→ TEXTE RETENU:
◆ ◆ ◆ ◆ ◆ ◆ ◆
Rolling Stone - n°7 - Avril 2003


La semaine des cinq Jedi

Dans l'élan du joli succès de Western sous la neige et le temps d'une tournée mémorable, c'est sur des pistes acoustiques que Dionysos a décidé de lancer ses longboards. A toute vitesse, entre adrénaline, karting et… theremin.

La scène est étrange, fascinante, presque surréaliste. A l'intérieur d'une pièce et de longboards, quatre hommes en costumes sombres font silencieusement les cent pas. Avec eux, une jeune fille en couettes, vêtue d'une robe de soirée noire, traverse elle aussi l'espace, de long en large. On les croirait sortis d'un film noir des années 50, arrachés aux ombres de Chicago pour atterrir sous les néons crus de la loge d'un théâtre vichyssois. Parfois, l'un d'entre eux interrompt son énigmatique ballet pour s'asseoir et laisser échapper un soupir lourd, un sourire mal assuré. Dans quelques minutes, Dionysos monte sur scène, septième étape de sa tournée acoustique. La concentration est à son comble. D'autant lus que l'après-midi n'a pas été des plus sereines.
◆ ◆ ◆ ◆ ◆ ◆ ◆
→ EXERCICE PROPOSÉ 1: D'après l'article sur Dionysos, quelle étape de sa tournée acoustique le groupe s'apprête-t-il à jouer ?
→ EXERCICE PROPOSÉ 2: Recopiez fidèlement le passage de l'article sur Dionysos qui commence par "La scène est" et se poursuit jusqu'à "des plus sereines.".
Le matériel ci-après n'a aucun rapport avec l'article sur Dionysos.

→ CONTENU DES DONNÉES:
◆ ◆ ◆ ◆ ◆ ◆ ◆
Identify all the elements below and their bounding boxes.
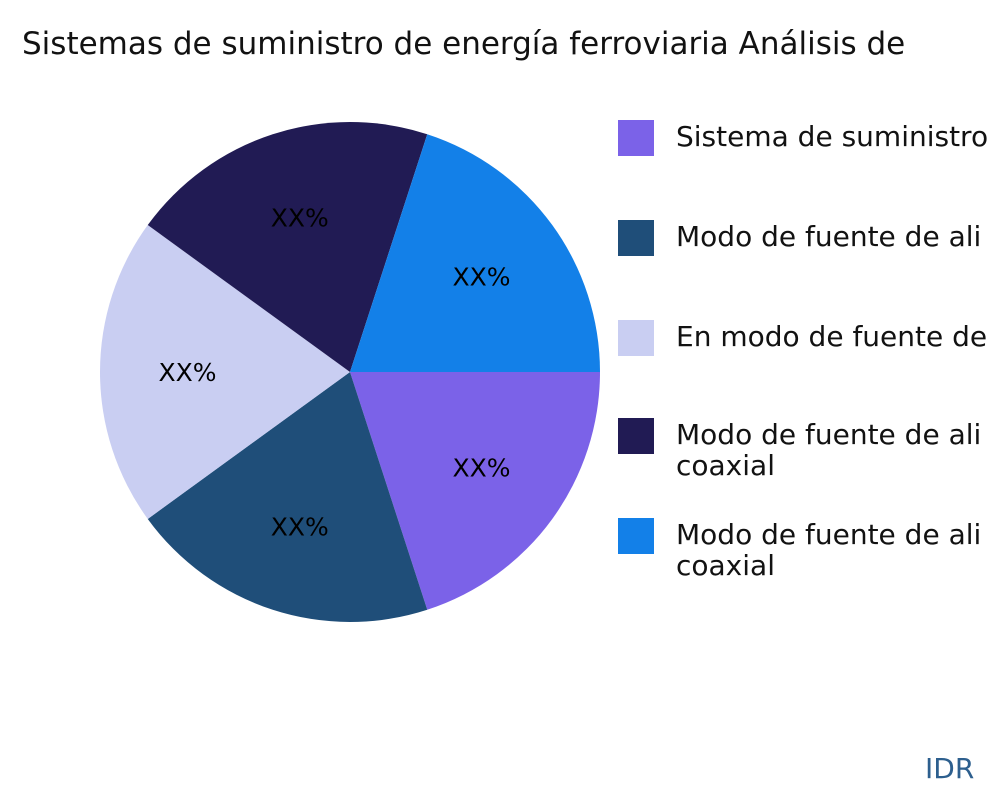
◆ ◆ ◆ ◆ ◆ ◆ ◆
→ SOLUTION PROPOSÉE 1: La septième étape.

→ SOLUTION PROPOSÉE 2:
La scène est étrange, fascinante, presque surréaliste. A l'intérieur d'une pièce et de longboards, quatre hommes en costumes sombres font silencieusement les cent pas. Avec eux, une jeune fille en couettes, vêtue d'une robe de soirée noire, traverse elle aussi l'espace, de long en large. On les croirait sortis d'un film noir des années 50, arrachés aux ombres de Chicago pour atterrir sous les néons crus de la loge d'un théâtre vichyssois. Parfois, l'un d'entre eux interrompt son énigmatique ballet pour s'asseoir et laisser échapper un soupir lourd, un sourire mal assuré. Dans quelques minutes, Dionysos monte sur scène, septième étape de sa tournée acoustique. La concentration est à son comble. D'autant lus que l'après-midi n'a pas été des plus sereines.